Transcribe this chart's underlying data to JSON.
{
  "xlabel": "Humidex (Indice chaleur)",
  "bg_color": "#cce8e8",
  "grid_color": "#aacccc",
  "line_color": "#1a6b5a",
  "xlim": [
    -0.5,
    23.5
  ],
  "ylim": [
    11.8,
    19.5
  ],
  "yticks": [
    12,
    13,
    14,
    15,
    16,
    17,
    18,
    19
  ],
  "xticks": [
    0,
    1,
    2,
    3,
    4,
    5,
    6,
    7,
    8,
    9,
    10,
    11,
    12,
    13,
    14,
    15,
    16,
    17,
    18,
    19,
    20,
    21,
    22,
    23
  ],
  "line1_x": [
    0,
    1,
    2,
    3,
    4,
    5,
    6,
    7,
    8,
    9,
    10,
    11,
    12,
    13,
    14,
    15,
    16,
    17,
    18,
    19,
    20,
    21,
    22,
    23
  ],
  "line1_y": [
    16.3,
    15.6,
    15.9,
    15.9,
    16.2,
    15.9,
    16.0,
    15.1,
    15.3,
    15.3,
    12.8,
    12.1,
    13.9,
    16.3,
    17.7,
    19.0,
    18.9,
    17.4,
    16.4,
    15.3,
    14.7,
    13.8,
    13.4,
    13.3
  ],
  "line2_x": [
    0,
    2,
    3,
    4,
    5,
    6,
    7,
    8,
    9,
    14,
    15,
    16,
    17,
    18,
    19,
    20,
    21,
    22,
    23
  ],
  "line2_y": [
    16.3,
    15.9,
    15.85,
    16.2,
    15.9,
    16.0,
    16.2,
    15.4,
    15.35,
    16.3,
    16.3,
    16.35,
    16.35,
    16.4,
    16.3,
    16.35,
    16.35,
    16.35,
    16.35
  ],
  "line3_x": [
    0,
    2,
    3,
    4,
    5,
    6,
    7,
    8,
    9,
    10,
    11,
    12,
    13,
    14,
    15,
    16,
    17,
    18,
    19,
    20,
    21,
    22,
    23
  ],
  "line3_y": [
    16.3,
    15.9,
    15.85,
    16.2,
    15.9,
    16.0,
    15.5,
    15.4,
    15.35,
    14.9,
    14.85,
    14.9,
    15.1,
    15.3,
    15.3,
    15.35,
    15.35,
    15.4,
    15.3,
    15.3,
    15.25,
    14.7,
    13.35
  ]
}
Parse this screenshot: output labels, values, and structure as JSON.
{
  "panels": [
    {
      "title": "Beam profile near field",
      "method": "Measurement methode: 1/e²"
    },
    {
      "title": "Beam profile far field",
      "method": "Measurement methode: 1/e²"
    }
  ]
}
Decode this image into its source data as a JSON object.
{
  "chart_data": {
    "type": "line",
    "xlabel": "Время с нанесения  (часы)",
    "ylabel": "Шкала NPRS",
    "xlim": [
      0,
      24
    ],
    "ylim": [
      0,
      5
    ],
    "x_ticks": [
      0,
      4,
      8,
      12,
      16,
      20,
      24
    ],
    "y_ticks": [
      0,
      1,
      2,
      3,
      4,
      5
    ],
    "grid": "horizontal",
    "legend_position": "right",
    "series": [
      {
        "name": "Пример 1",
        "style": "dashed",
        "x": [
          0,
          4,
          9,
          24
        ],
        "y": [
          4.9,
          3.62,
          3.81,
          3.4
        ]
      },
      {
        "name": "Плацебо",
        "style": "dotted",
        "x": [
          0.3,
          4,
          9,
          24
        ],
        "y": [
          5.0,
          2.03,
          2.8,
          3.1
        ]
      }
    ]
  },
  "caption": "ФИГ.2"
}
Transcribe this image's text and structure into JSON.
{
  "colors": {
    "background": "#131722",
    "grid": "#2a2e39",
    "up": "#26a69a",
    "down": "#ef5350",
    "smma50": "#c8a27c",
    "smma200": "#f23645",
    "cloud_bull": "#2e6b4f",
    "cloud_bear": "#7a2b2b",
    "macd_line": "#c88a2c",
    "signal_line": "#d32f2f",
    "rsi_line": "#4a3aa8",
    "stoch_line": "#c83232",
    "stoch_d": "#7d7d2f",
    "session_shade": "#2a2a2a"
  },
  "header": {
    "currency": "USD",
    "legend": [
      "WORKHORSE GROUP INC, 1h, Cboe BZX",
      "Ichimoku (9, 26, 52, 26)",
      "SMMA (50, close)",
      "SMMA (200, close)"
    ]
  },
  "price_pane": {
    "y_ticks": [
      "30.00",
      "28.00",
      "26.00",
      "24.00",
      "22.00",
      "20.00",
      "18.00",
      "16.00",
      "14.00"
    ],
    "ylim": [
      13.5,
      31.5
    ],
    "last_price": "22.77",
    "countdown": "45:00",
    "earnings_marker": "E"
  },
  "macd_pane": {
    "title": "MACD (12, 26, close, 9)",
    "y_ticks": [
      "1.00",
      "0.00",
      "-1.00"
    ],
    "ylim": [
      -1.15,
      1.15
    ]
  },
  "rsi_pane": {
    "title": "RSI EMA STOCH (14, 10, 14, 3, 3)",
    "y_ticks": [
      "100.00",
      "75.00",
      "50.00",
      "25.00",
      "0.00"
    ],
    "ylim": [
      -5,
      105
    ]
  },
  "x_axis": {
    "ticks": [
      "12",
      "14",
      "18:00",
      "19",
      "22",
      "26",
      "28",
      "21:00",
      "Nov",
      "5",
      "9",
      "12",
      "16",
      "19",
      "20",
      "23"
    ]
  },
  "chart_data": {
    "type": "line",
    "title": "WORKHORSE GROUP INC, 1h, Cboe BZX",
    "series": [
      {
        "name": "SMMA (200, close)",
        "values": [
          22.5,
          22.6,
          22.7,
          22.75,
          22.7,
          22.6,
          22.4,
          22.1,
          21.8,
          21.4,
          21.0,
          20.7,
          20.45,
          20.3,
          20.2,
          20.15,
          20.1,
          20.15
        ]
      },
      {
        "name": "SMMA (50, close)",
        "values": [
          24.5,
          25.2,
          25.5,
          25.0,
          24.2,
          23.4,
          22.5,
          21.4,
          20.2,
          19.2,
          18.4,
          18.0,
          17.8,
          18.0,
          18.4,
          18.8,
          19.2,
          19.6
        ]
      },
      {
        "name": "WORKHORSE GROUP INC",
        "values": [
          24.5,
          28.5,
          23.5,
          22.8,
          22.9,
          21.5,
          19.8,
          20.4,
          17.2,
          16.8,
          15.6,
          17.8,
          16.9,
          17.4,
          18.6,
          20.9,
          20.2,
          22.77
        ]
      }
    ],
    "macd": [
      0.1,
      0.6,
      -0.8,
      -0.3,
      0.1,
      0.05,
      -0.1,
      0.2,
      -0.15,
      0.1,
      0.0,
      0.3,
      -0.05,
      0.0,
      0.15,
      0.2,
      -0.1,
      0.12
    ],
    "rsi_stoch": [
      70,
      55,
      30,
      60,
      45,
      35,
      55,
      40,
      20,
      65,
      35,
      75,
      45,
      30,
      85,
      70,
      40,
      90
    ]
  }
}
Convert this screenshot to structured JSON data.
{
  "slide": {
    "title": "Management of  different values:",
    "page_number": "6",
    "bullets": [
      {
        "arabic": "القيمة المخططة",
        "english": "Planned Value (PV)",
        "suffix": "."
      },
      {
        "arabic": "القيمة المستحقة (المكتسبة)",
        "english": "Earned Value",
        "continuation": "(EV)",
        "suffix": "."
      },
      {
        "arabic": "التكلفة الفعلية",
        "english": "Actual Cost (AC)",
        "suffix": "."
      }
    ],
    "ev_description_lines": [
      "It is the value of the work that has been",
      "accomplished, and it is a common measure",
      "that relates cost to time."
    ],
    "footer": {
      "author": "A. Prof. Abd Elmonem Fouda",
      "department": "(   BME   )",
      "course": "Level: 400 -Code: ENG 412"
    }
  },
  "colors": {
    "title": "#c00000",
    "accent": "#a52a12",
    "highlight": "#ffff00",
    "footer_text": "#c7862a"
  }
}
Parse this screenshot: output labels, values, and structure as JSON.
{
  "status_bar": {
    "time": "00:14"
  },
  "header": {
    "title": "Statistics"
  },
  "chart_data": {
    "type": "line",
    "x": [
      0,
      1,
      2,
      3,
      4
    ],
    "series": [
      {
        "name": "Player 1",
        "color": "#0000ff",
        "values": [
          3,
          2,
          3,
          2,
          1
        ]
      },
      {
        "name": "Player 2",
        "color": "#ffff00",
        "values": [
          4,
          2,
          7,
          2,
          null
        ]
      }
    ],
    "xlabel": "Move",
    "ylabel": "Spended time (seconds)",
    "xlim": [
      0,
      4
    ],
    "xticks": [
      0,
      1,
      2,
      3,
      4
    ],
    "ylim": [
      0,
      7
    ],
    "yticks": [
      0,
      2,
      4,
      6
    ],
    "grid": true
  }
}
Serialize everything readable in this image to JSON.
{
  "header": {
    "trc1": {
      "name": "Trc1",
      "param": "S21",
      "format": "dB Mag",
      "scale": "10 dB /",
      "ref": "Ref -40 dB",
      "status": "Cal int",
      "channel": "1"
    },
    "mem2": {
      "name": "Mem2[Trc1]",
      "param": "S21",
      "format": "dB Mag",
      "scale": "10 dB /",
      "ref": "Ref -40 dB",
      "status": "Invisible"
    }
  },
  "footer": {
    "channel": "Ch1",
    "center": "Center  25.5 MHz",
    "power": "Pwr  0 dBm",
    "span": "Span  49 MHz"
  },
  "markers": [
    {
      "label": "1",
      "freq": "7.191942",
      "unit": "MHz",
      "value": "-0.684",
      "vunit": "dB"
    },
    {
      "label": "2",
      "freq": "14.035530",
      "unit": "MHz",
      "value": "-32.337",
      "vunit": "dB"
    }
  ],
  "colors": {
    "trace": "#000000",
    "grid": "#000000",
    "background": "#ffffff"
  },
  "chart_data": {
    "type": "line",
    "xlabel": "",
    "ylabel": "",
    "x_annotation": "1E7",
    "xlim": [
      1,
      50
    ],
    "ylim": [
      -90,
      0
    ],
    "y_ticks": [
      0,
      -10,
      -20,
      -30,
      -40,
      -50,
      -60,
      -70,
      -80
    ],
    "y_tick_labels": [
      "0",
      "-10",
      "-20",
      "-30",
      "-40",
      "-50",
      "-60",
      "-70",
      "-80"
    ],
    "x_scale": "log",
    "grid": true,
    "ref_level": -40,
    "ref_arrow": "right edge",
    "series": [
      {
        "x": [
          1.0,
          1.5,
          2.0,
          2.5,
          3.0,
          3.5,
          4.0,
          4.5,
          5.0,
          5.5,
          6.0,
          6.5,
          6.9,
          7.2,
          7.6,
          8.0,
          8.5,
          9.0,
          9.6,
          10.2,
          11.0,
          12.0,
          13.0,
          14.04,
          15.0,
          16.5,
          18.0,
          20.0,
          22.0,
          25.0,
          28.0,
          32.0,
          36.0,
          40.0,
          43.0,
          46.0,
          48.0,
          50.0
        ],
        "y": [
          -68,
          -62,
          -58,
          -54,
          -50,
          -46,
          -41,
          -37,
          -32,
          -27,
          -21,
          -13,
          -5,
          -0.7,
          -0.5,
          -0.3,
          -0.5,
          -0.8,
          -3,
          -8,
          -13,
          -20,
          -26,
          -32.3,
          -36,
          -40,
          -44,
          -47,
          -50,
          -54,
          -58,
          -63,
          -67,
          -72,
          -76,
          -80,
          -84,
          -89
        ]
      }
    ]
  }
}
================================
■ EXERCISE GOAL
Return all lines containing the word "field".

■ ANSWER TO THE EXERCISE
      "title": "Beam profile near field",
      "title": "Beam profile far field",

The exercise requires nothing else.